Given problem:
Each line that holds the word "plus" should be returned.

--- Data for this task ---

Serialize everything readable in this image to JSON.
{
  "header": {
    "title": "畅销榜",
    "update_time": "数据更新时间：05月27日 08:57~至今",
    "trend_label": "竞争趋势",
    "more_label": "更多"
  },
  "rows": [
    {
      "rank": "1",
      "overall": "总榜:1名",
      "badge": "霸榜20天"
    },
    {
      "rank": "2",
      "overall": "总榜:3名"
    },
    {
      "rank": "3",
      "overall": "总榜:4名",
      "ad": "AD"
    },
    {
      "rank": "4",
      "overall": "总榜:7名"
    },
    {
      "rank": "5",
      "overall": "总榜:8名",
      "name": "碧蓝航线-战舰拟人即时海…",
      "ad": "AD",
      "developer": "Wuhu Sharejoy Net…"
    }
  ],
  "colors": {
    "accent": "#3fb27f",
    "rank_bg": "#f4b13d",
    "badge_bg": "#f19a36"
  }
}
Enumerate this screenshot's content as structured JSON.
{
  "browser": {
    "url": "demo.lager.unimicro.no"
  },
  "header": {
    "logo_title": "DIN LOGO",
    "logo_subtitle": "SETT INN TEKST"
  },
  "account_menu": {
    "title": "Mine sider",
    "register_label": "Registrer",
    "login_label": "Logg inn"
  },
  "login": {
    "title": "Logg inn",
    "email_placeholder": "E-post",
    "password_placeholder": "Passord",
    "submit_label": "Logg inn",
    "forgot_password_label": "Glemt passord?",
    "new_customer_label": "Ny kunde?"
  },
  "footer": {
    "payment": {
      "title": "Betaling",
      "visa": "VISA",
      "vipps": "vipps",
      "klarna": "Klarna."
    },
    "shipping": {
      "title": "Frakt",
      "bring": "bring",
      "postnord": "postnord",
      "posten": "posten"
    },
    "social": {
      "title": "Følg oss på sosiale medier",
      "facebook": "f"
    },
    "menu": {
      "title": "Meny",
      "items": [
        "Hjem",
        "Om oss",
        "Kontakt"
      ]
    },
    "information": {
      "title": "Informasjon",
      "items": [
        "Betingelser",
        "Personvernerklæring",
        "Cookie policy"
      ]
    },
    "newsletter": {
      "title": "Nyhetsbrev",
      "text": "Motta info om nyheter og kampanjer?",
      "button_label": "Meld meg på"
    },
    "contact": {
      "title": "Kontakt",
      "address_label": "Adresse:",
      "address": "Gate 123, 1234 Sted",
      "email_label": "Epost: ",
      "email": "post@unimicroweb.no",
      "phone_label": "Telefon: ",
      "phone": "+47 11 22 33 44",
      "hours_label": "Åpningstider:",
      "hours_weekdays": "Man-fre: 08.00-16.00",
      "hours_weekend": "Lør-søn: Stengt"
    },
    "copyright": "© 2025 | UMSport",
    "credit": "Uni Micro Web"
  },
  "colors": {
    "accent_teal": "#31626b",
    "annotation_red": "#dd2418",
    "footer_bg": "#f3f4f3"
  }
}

---
--- Data for this task ---

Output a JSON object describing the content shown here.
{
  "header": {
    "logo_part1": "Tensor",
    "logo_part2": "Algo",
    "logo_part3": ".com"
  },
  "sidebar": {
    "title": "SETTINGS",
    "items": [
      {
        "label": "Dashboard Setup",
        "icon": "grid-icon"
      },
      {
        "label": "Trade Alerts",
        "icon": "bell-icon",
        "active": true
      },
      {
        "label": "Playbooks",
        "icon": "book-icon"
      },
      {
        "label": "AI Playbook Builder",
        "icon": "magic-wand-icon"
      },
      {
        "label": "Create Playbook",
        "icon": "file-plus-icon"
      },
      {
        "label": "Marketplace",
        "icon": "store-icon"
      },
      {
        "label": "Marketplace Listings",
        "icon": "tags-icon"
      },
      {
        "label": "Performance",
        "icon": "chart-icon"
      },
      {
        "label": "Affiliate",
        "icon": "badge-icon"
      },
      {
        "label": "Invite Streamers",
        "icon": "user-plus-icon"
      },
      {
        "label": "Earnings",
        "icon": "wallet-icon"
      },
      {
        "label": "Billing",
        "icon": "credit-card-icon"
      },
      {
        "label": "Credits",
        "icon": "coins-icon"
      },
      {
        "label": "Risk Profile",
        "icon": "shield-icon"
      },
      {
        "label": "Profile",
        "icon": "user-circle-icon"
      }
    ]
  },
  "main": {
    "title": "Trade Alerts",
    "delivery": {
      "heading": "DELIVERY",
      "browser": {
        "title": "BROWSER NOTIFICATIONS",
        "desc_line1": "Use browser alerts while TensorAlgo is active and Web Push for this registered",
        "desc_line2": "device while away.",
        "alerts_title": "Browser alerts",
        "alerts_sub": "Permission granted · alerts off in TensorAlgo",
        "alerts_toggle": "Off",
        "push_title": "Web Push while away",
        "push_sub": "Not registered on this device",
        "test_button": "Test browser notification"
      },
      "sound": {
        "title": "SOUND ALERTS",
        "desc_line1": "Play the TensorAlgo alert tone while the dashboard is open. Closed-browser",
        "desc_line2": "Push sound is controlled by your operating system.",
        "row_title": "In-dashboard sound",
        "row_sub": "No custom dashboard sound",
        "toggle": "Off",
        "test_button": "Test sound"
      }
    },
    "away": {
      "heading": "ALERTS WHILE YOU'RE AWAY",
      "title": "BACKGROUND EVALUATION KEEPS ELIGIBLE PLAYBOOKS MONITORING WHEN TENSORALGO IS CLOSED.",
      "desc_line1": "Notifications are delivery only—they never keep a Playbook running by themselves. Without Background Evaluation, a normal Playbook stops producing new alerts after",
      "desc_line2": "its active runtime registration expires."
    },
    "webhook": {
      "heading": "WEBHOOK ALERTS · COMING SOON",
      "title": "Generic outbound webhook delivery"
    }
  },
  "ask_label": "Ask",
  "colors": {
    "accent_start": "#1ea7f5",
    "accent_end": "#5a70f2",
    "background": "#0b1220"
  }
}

---

Correct answer:
        "icon": "file-plus-icon"
        "icon": "user-plus-icon"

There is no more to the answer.